[Stored data entries]
^^^^^^^^^^^^^^^^

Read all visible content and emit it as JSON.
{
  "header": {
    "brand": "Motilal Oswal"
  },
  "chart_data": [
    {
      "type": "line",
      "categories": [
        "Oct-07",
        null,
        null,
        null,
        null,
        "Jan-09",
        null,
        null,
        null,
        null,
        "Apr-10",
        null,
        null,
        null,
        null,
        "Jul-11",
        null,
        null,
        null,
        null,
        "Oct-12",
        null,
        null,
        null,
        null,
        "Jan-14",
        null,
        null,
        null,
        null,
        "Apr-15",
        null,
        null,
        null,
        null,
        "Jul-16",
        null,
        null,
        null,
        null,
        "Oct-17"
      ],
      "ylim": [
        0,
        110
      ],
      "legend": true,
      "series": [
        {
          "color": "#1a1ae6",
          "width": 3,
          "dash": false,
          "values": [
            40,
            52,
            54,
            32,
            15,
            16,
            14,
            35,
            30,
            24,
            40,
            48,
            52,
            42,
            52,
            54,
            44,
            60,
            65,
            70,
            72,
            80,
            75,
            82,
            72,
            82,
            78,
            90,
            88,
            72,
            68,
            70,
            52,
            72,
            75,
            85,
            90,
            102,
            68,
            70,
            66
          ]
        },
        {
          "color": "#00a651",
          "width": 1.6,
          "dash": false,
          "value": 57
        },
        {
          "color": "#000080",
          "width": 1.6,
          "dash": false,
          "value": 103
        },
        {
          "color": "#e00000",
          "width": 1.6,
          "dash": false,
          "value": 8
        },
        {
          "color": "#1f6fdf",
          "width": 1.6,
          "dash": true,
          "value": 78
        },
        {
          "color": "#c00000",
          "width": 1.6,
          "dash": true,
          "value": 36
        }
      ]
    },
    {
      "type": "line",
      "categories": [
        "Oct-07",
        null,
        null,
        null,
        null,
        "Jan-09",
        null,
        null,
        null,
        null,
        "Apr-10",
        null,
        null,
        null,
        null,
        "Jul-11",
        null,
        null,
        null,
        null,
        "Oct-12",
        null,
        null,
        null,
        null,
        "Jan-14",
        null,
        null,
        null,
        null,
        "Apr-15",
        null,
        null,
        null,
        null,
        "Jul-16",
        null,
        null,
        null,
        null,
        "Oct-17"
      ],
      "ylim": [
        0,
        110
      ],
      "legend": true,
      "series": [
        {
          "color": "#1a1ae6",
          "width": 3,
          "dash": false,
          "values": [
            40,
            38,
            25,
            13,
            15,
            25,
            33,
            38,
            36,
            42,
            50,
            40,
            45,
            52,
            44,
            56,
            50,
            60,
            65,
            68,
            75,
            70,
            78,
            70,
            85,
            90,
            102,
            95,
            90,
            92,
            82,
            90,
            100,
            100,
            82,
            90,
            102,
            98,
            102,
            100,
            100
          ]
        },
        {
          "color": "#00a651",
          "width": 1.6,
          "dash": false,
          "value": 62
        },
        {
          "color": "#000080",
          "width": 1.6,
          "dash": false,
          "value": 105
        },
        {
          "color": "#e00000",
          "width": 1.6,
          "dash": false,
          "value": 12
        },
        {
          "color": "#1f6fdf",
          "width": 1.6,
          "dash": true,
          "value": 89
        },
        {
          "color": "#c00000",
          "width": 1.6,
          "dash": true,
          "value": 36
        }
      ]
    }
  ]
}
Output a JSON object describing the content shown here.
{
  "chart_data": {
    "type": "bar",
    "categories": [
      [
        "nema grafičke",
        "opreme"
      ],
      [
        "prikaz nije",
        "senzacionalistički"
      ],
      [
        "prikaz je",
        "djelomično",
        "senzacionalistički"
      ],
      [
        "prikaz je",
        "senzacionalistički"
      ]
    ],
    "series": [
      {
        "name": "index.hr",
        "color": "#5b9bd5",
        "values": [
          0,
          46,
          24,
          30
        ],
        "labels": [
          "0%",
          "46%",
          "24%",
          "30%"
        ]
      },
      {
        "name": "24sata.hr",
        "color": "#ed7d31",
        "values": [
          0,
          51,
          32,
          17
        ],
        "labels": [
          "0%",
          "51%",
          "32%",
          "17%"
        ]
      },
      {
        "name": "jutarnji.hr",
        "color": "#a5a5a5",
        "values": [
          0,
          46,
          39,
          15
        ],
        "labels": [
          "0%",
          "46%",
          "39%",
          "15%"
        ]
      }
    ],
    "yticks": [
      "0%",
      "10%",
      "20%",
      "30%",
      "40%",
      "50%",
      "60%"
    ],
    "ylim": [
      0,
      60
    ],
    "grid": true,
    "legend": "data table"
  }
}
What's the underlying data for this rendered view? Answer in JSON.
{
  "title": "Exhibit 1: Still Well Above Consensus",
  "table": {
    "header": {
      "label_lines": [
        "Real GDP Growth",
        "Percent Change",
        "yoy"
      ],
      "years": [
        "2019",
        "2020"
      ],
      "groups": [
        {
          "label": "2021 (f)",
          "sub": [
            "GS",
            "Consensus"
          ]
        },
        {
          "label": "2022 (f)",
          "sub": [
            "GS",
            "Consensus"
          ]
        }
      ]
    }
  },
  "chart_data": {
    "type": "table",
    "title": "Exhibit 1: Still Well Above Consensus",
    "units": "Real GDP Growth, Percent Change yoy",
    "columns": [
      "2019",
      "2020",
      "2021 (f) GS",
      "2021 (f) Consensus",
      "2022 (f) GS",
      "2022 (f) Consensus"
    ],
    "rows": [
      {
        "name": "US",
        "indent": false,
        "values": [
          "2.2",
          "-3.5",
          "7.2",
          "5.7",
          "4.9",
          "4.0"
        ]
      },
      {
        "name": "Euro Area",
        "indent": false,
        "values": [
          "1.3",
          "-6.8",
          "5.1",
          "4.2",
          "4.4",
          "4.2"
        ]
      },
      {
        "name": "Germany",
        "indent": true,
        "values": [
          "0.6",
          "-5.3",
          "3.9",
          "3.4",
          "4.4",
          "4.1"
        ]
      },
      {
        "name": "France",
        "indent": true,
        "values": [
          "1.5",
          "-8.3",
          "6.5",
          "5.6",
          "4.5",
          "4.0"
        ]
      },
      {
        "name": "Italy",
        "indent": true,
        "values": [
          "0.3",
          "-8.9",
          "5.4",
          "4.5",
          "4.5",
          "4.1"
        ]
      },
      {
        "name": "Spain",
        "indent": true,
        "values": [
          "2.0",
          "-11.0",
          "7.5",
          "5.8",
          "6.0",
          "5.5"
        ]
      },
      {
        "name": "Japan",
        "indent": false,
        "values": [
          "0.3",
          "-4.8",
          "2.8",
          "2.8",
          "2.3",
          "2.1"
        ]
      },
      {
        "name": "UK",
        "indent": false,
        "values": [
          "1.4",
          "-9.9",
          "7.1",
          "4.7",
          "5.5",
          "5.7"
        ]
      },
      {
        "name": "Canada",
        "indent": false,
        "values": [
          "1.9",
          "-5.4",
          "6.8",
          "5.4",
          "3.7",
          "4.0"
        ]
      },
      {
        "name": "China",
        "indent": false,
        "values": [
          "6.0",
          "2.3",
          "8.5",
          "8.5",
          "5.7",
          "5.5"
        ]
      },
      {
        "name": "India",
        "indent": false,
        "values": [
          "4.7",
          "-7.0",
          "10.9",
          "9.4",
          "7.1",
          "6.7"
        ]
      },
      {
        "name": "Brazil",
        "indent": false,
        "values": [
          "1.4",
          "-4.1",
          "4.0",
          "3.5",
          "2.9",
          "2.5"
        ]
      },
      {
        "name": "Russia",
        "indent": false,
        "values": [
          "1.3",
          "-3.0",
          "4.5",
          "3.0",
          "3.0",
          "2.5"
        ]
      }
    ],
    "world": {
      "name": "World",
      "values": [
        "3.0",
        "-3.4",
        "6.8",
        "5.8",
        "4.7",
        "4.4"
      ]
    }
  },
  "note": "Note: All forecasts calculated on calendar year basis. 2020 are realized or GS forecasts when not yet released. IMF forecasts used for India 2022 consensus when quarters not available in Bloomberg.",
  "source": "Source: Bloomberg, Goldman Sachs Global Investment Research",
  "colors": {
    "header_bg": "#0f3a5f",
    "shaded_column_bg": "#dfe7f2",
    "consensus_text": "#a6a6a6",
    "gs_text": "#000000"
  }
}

^^^^^^^^^^^^^^^^

• YOUR GOAL
In the listing, find each line with the string "Change" and copy it.

• WRITTEN SOLUTION
        "Percent Change",
    "units": "Real GDP Growth, Percent Change yoy",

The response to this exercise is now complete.